Task prompt:
A verbatim copy of the records is required, with all pictures left out.
....
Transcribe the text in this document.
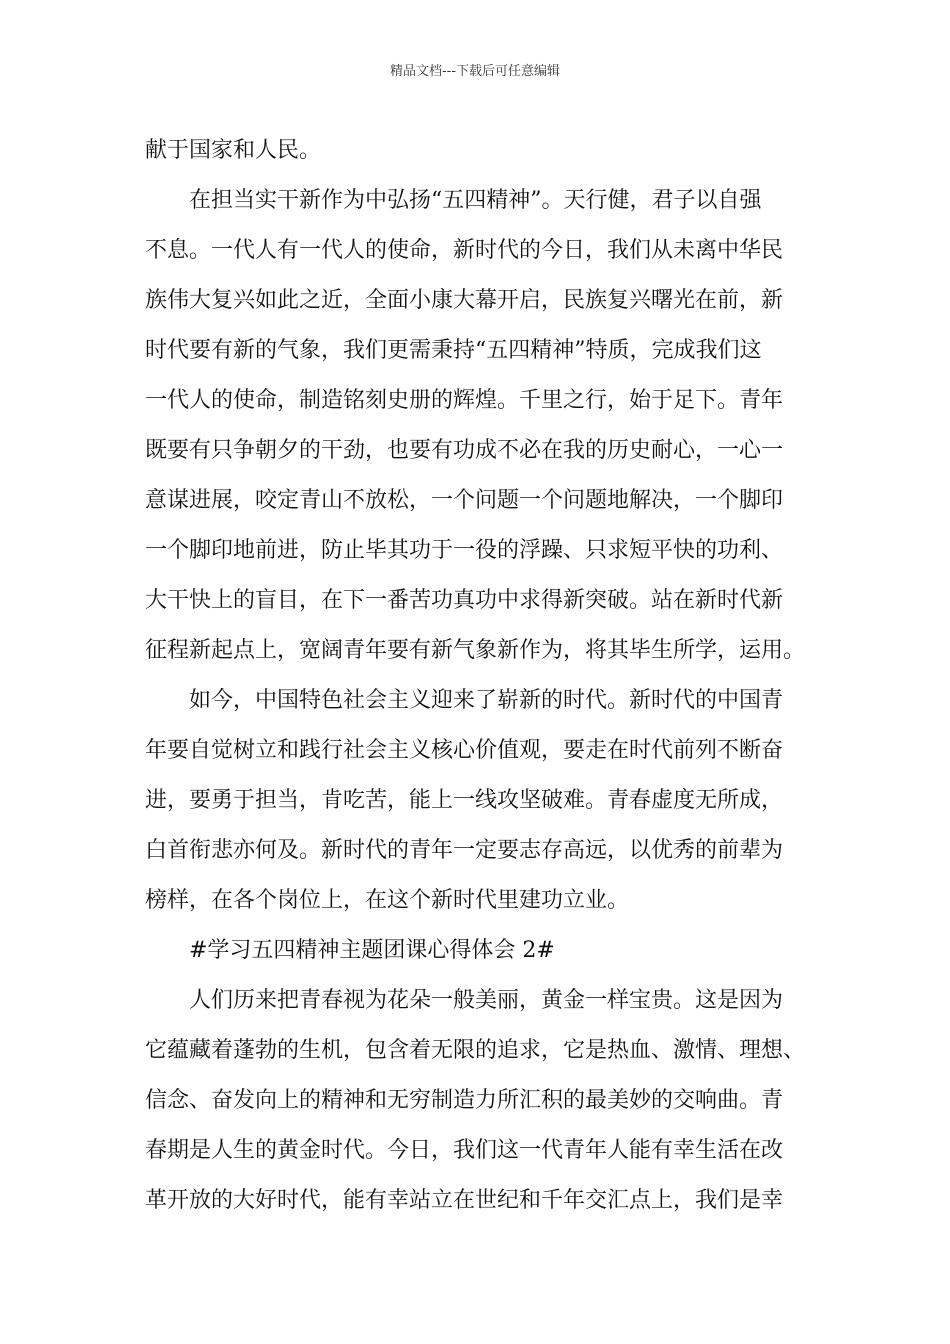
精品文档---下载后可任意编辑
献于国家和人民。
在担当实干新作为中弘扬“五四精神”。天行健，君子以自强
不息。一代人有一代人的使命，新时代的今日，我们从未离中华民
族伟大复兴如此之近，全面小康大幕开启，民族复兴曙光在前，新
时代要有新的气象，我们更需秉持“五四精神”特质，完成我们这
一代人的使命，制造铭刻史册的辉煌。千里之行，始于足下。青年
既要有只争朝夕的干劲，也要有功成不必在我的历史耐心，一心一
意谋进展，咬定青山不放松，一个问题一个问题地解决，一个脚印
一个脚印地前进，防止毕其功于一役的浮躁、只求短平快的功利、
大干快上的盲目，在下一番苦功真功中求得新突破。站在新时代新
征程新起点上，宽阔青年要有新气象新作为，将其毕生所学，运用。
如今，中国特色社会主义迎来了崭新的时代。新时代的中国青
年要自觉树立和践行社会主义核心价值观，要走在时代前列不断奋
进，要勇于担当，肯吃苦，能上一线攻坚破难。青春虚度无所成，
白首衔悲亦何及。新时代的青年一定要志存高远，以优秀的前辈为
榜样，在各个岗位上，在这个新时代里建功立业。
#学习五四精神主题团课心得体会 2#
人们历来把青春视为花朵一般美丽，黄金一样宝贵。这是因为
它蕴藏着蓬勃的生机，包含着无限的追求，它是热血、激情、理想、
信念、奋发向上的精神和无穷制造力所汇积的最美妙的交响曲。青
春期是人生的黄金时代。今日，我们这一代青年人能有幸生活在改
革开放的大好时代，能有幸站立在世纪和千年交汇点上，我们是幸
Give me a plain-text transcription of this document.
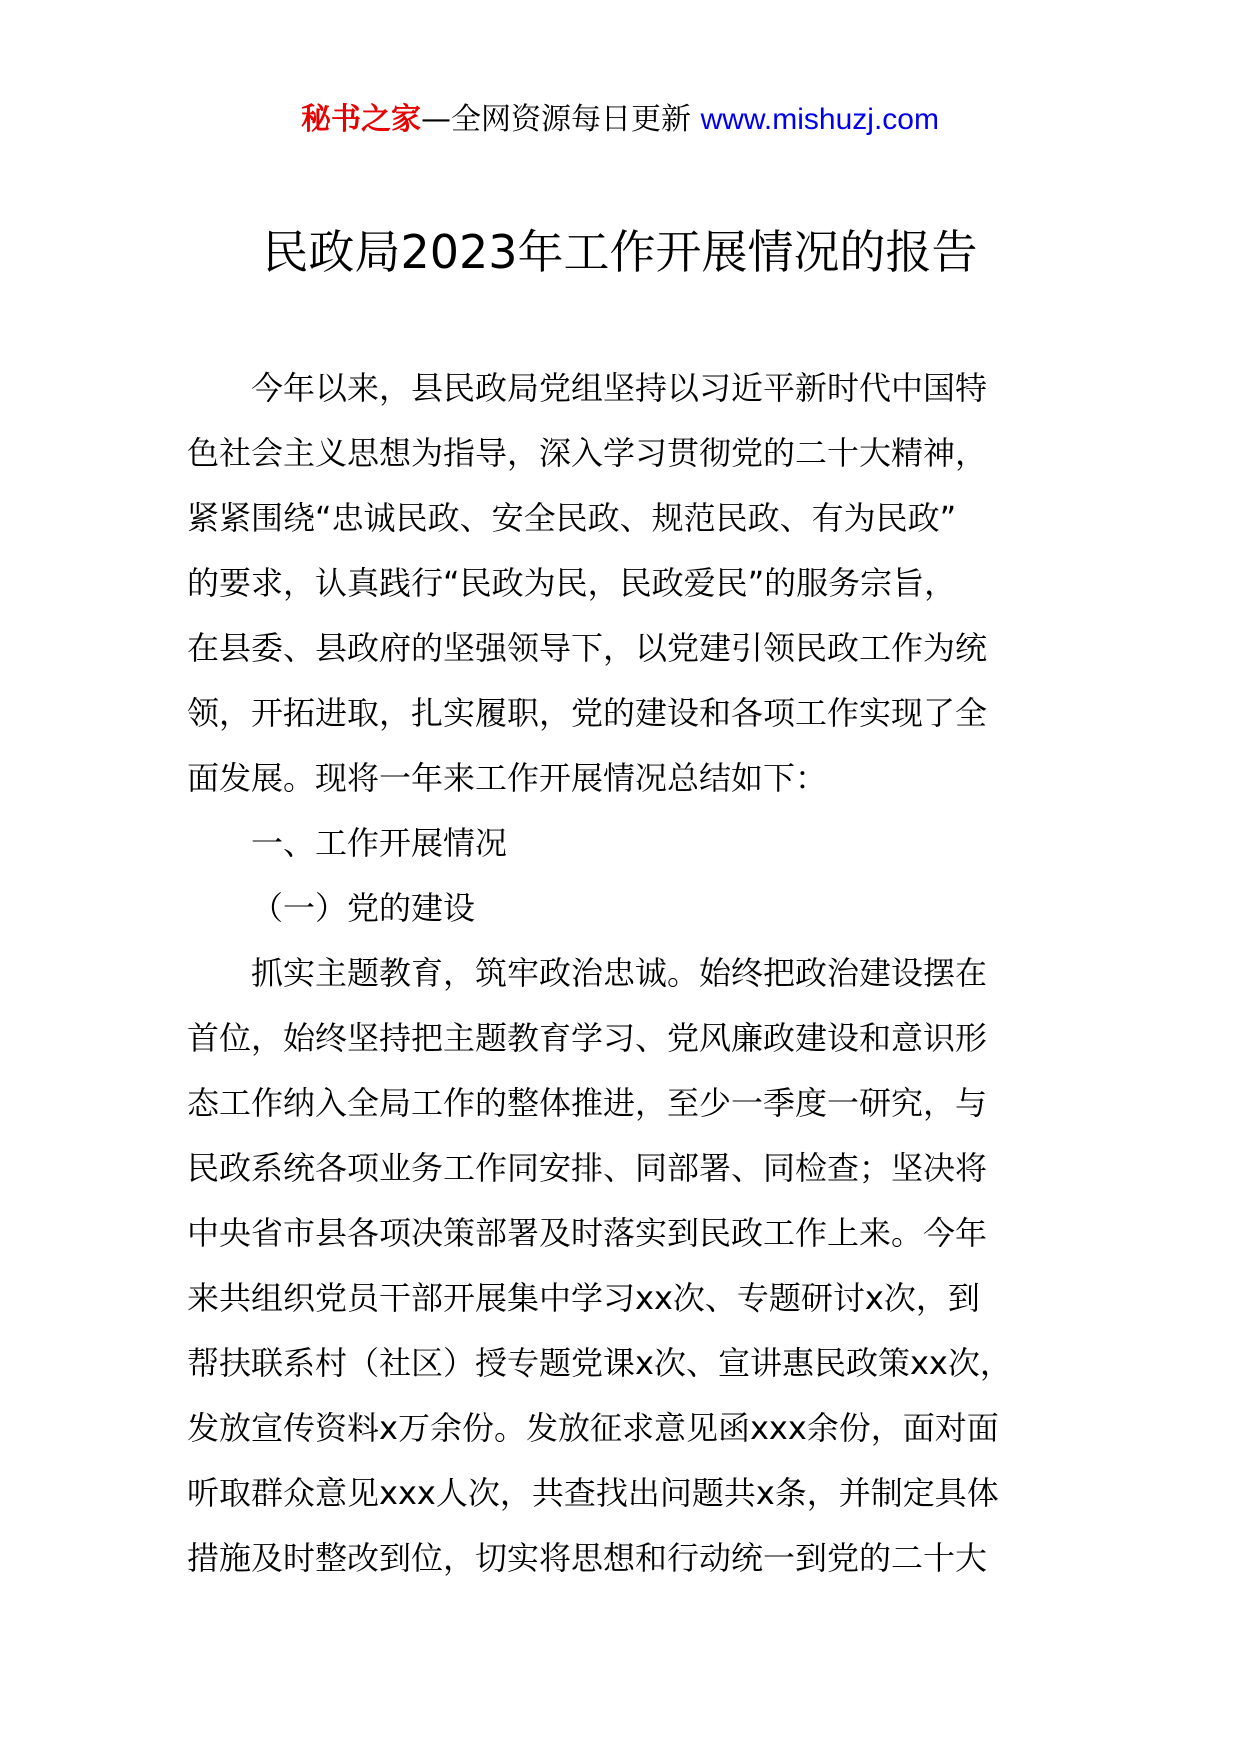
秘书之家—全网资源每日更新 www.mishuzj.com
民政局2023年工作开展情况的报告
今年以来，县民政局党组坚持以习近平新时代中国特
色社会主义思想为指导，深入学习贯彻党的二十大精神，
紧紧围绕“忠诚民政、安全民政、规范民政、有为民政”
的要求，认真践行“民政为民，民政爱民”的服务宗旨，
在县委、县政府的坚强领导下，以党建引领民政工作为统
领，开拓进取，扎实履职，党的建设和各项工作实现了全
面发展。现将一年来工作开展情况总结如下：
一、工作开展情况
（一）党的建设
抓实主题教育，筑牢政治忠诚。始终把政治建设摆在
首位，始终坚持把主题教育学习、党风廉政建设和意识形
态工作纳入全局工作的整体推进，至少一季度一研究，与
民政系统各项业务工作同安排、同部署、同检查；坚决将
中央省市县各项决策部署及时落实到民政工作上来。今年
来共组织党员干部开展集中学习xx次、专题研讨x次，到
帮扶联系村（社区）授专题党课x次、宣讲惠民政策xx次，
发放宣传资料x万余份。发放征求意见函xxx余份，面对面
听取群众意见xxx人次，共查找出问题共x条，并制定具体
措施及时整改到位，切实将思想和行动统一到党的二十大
....
Solution to this problem:
Transcribe the text in this document.
精品文档---下载后可任意编辑
献于国家和人民。
在担当实干新作为中弘扬“五四精神”。天行健，君子以自强
不息。一代人有一代人的使命，新时代的今日，我们从未离中华民
族伟大复兴如此之近，全面小康大幕开启，民族复兴曙光在前，新
时代要有新的气象，我们更需秉持“五四精神”特质，完成我们这
一代人的使命，制造铭刻史册的辉煌。千里之行，始于足下。青年
既要有只争朝夕的干劲，也要有功成不必在我的历史耐心，一心一
意谋进展，咬定青山不放松，一个问题一个问题地解决，一个脚印
一个脚印地前进，防止毕其功于一役的浮躁、只求短平快的功利、
大干快上的盲目，在下一番苦功真功中求得新突破。站在新时代新
征程新起点上，宽阔青年要有新气象新作为，将其毕生所学，运用。
如今，中国特色社会主义迎来了崭新的时代。新时代的中国青
年要自觉树立和践行社会主义核心价值观，要走在时代前列不断奋
进，要勇于担当，肯吃苦，能上一线攻坚破难。青春虚度无所成，
白首衔悲亦何及。新时代的青年一定要志存高远，以优秀的前辈为
榜样，在各个岗位上，在这个新时代里建功立业。
#学习五四精神主题团课心得体会 2#
人们历来把青春视为花朵一般美丽，黄金一样宝贵。这是因为
它蕴藏着蓬勃的生机，包含着无限的追求，它是热血、激情、理想、
信念、奋发向上的精神和无穷制造力所汇积的最美妙的交响曲。青
春期是人生的黄金时代。今日，我们这一代青年人能有幸生活在改
革开放的大好时代，能有幸站立在世纪和千年交汇点上，我们是幸
Give me a plain-text transcription of this document.
秘书之家—全网资源每日更新 www.mishuzj.com
民政局2023年工作开展情况的报告
今年以来，县民政局党组坚持以习近平新时代中国特
色社会主义思想为指导，深入学习贯彻党的二十大精神，
紧紧围绕“忠诚民政、安全民政、规范民政、有为民政”
的要求，认真践行“民政为民，民政爱民”的服务宗旨，
在县委、县政府的坚强领导下，以党建引领民政工作为统
领，开拓进取，扎实履职，党的建设和各项工作实现了全
面发展。现将一年来工作开展情况总结如下：
一、工作开展情况
（一）党的建设
抓实主题教育，筑牢政治忠诚。始终把政治建设摆在
首位，始终坚持把主题教育学习、党风廉政建设和意识形
态工作纳入全局工作的整体推进，至少一季度一研究，与
民政系统各项业务工作同安排、同部署、同检查；坚决将
中央省市县各项决策部署及时落实到民政工作上来。今年
来共组织党员干部开展集中学习xx次、专题研讨x次，到
帮扶联系村（社区）授专题党课x次、宣讲惠民政策xx次，
发放宣传资料x万余份。发放征求意见函xxx余份，面对面
听取群众意见xxx人次，共查找出问题共x条，并制定具体
措施及时整改到位，切实将思想和行动统一到党的二十大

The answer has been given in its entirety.